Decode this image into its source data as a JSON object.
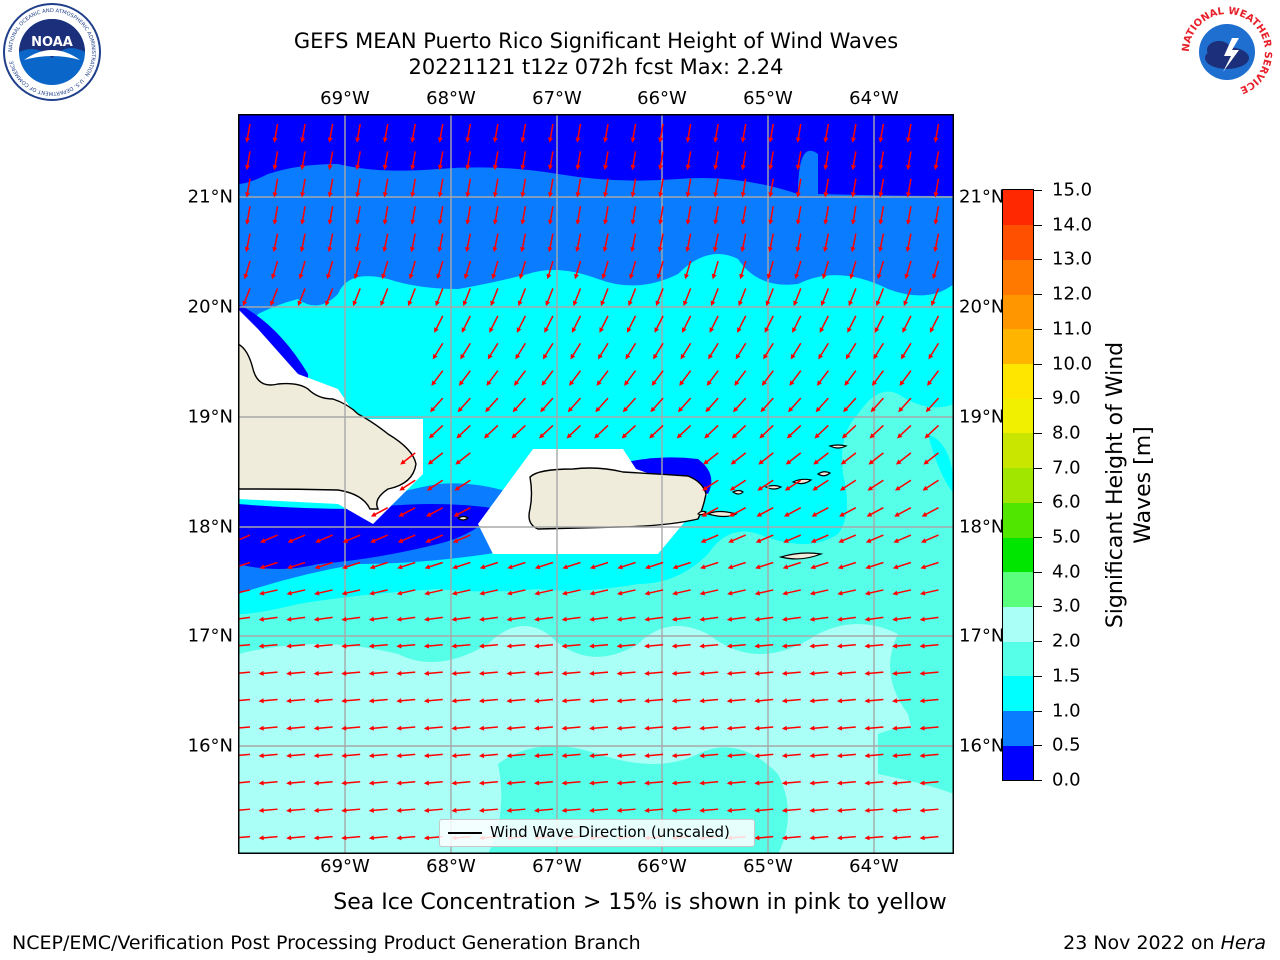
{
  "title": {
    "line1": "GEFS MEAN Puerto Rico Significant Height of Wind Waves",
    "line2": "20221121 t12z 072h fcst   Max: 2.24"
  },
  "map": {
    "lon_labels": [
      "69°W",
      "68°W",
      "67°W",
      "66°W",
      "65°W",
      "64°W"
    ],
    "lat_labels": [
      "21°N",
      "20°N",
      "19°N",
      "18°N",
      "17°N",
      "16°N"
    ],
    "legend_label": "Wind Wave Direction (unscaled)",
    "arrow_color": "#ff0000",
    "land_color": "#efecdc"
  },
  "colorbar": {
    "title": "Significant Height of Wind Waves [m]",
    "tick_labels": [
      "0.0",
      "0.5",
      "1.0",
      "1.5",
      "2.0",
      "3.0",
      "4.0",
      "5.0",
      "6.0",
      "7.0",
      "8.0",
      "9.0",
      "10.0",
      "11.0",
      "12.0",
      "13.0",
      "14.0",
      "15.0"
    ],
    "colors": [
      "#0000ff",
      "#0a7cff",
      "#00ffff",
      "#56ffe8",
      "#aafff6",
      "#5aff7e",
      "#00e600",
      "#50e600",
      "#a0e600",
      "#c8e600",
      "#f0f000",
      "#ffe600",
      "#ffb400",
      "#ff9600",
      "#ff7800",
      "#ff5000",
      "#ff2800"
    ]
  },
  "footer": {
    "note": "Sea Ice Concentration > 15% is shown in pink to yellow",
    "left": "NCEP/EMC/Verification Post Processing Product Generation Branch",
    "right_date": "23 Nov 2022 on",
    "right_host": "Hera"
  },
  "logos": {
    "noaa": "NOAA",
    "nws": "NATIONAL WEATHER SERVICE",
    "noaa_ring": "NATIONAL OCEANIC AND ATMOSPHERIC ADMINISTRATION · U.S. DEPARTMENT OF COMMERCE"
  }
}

====================

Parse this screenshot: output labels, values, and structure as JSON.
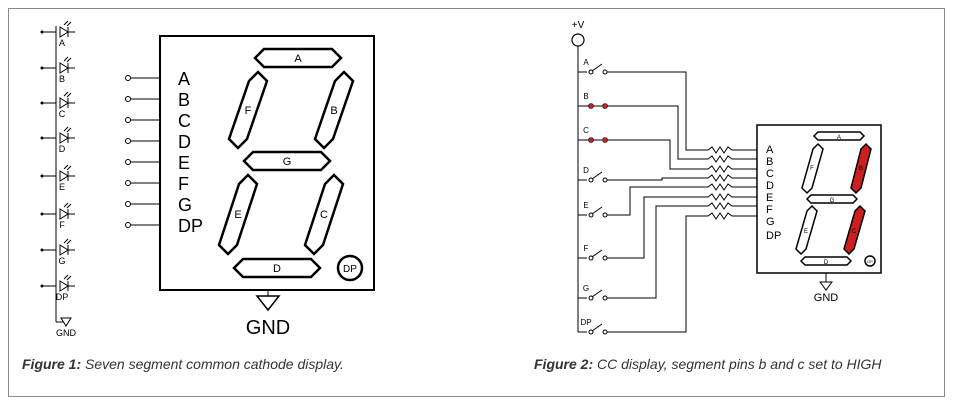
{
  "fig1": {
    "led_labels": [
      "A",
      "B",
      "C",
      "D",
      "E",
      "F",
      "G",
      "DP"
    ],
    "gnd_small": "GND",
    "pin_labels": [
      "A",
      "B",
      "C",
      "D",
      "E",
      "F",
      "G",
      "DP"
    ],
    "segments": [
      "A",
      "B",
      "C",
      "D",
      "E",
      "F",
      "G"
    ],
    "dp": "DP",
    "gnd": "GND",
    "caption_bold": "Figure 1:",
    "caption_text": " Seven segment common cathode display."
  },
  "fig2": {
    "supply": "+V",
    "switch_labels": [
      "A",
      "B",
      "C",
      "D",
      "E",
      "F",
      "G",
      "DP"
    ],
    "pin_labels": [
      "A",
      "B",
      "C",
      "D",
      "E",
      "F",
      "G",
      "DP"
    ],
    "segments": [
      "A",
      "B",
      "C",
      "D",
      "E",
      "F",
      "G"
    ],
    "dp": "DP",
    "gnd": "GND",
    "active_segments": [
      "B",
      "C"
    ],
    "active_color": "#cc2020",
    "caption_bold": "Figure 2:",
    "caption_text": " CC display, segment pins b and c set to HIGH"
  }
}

====================

== What you should do ==
Only lines with "Significant" are wanted here; list each of them.

== Written answer ==
    "line1": "GEFS MEAN Puerto Rico Significant Height of Wind Waves",
    "title": "Significant Height of Wind Waves [m]",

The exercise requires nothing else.